▶ _What you will do_: Set down each entry from the block beneath, exactly as written.

▶ _Recorded data_:
------

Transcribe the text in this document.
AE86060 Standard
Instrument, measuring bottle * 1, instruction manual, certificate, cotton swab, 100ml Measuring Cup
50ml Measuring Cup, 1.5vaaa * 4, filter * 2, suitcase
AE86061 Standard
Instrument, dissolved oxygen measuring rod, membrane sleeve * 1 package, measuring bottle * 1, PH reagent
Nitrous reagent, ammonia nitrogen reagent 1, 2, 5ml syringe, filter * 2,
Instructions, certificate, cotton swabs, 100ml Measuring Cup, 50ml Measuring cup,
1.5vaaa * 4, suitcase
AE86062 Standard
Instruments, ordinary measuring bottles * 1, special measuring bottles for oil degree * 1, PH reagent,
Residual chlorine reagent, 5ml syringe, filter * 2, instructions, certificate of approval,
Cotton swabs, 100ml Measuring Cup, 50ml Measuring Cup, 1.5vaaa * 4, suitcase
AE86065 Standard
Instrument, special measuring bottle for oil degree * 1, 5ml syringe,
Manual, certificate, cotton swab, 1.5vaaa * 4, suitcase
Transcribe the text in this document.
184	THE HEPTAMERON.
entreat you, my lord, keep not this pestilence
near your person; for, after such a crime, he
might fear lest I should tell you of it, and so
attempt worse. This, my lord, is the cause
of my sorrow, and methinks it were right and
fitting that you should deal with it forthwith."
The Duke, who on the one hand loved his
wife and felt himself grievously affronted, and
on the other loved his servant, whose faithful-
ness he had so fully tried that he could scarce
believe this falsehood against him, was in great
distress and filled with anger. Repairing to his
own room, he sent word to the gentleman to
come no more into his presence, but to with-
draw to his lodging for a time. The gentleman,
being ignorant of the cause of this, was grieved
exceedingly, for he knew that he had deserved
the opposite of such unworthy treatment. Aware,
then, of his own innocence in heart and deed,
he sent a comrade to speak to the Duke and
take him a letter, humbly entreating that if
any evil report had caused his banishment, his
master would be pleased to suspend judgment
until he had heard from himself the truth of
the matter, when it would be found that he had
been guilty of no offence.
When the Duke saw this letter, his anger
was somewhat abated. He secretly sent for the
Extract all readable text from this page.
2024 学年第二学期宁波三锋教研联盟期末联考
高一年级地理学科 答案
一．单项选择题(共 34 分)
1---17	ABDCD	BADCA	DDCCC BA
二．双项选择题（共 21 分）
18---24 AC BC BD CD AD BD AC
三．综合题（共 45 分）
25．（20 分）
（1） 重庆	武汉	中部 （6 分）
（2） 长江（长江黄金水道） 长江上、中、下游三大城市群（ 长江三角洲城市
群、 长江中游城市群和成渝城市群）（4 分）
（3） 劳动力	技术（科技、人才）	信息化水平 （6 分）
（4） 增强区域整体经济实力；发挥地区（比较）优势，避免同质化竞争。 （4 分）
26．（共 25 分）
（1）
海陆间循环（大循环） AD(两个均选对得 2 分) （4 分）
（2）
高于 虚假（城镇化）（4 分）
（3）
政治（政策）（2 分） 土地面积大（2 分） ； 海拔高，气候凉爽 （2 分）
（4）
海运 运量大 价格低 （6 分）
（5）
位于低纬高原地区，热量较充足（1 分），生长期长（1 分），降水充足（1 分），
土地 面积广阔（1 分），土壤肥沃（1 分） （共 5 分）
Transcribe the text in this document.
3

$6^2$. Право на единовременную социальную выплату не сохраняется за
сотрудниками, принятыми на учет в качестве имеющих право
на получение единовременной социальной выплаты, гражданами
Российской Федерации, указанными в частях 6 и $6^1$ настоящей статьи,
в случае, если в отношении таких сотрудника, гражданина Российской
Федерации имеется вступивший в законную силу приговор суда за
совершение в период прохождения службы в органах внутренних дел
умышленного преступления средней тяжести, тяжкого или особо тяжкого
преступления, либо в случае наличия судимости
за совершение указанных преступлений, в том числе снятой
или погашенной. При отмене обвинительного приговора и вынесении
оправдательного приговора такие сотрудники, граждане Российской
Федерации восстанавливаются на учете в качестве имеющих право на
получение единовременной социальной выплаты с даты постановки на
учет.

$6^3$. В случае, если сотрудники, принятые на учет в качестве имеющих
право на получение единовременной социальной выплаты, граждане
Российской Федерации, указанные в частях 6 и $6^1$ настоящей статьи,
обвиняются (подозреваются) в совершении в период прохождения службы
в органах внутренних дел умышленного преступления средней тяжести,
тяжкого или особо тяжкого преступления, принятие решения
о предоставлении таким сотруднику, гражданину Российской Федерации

------

▶ _Task result_:
Transcribe the text in this document.
AE86060 Standard
Instrument, measuring bottle * 1, instruction manual, certificate, cotton swab, 100ml Measuring Cup
50ml Measuring Cup, 1.5vaaa * 4, filter * 2, suitcase
AE86061 Standard
Instrument, dissolved oxygen measuring rod, membrane sleeve * 1 package, measuring bottle * 1, PH reagent
Nitrous reagent, ammonia nitrogen reagent 1, 2, 5ml syringe, filter * 2,
Instructions, certificate, cotton swabs, 100ml Measuring Cup, 50ml Measuring cup,
1.5vaaa * 4, suitcase
AE86062 Standard
Instruments, ordinary measuring bottles * 1, special measuring bottles for oil degree * 1, PH reagent,
Residual chlorine reagent, 5ml syringe, filter * 2, instructions, certificate of approval,
Cotton swabs, 100ml Measuring Cup, 50ml Measuring Cup, 1.5vaaa * 4, suitcase
AE86065 Standard
Instrument, special measuring bottle for oil degree * 1, 5ml syringe,
Manual, certificate, cotton swab, 1.5vaaa * 4, suitcase
Transcribe the text in this document.
184	THE HEPTAMERON.
entreat you, my lord, keep not this pestilence
near your person; for, after such a crime, he
might fear lest I should tell you of it, and so
attempt worse. This, my lord, is the cause
of my sorrow, and methinks it were right and
fitting that you should deal with it forthwith."
The Duke, who on the one hand loved his
wife and felt himself grievously affronted, and
on the other loved his servant, whose faithful-
ness he had so fully tried that he could scarce
believe this falsehood against him, was in great
distress and filled with anger. Repairing to his
own room, he sent word to the gentleman to
come no more into his presence, but to with-
draw to his lodging for a time. The gentleman,
being ignorant of the cause of this, was grieved
exceedingly, for he knew that he had deserved
the opposite of such unworthy treatment. Aware,
then, of his own innocence in heart and deed,
he sent a comrade to speak to the Duke and
take him a letter, humbly entreating that if
any evil report had caused his banishment, his
master would be pleased to suspend judgment
until he had heard from himself the truth of
the matter, when it would be found that he had
been guilty of no offence.
When the Duke saw this letter, his anger
was somewhat abated. He secretly sent for the
Extract all readable text from this page.
2024 学年第二学期宁波三锋教研联盟期末联考
高一年级地理学科 答案
一．单项选择题(共 34 分)
1---17	ABDCD	BADCA	DDCCC BA
二．双项选择题（共 21 分）
18---24 AC BC BD CD AD BD AC
三．综合题（共 45 分）
25．（20 分）
（1） 重庆	武汉	中部 （6 分）
（2） 长江（长江黄金水道） 长江上、中、下游三大城市群（ 长江三角洲城市
群、 长江中游城市群和成渝城市群）（4 分）
（3） 劳动力	技术（科技、人才）	信息化水平 （6 分）
（4） 增强区域整体经济实力；发挥地区（比较）优势，避免同质化竞争。 （4 分）
26．（共 25 分）
（1）
海陆间循环（大循环） AD(两个均选对得 2 分) （4 分）
（2）
高于 虚假（城镇化）（4 分）
（3）
政治（政策）（2 分） 土地面积大（2 分） ； 海拔高，气候凉爽 （2 分）
（4）
海运 运量大 价格低 （6 分）
（5）
位于低纬高原地区，热量较充足（1 分），生长期长（1 分），降水充足（1 分），
土地 面积广阔（1 分），土壤肥沃（1 分） （共 5 分）
Transcribe the text in this document.
3

$6^2$. Право на единовременную социальную выплату не сохраняется за
сотрудниками, принятыми на учет в качестве имеющих право
на получение единовременной социальной выплаты, гражданами
Российской Федерации, указанными в частях 6 и $6^1$ настоящей статьи,
в случае, если в отношении таких сотрудника, гражданина Российской
Федерации имеется вступивший в законную силу приговор суда за
совершение в период прохождения службы в органах внутренних дел
умышленного преступления средней тяжести, тяжкого или особо тяжкого
преступления, либо в случае наличия судимости
за совершение указанных преступлений, в том числе снятой
или погашенной. При отмене обвинительного приговора и вынесении
оправдательного приговора такие сотрудники, граждане Российской
Федерации восстанавливаются на учете в качестве имеющих право на
получение единовременной социальной выплаты с даты постановки на
учет.

$6^3$. В случае, если сотрудники, принятые на учет в качестве имеющих
право на получение единовременной социальной выплаты, граждане
Российской Федерации, указанные в частях 6 и $6^1$ настоящей статьи,
обвиняются (подозреваются) в совершении в период прохождения службы
в органах внутренних дел умышленного преступления средней тяжести,
тяжкого или особо тяжкого преступления, принятие решения
о предоставлении таким сотруднику, гражданину Российской Федерации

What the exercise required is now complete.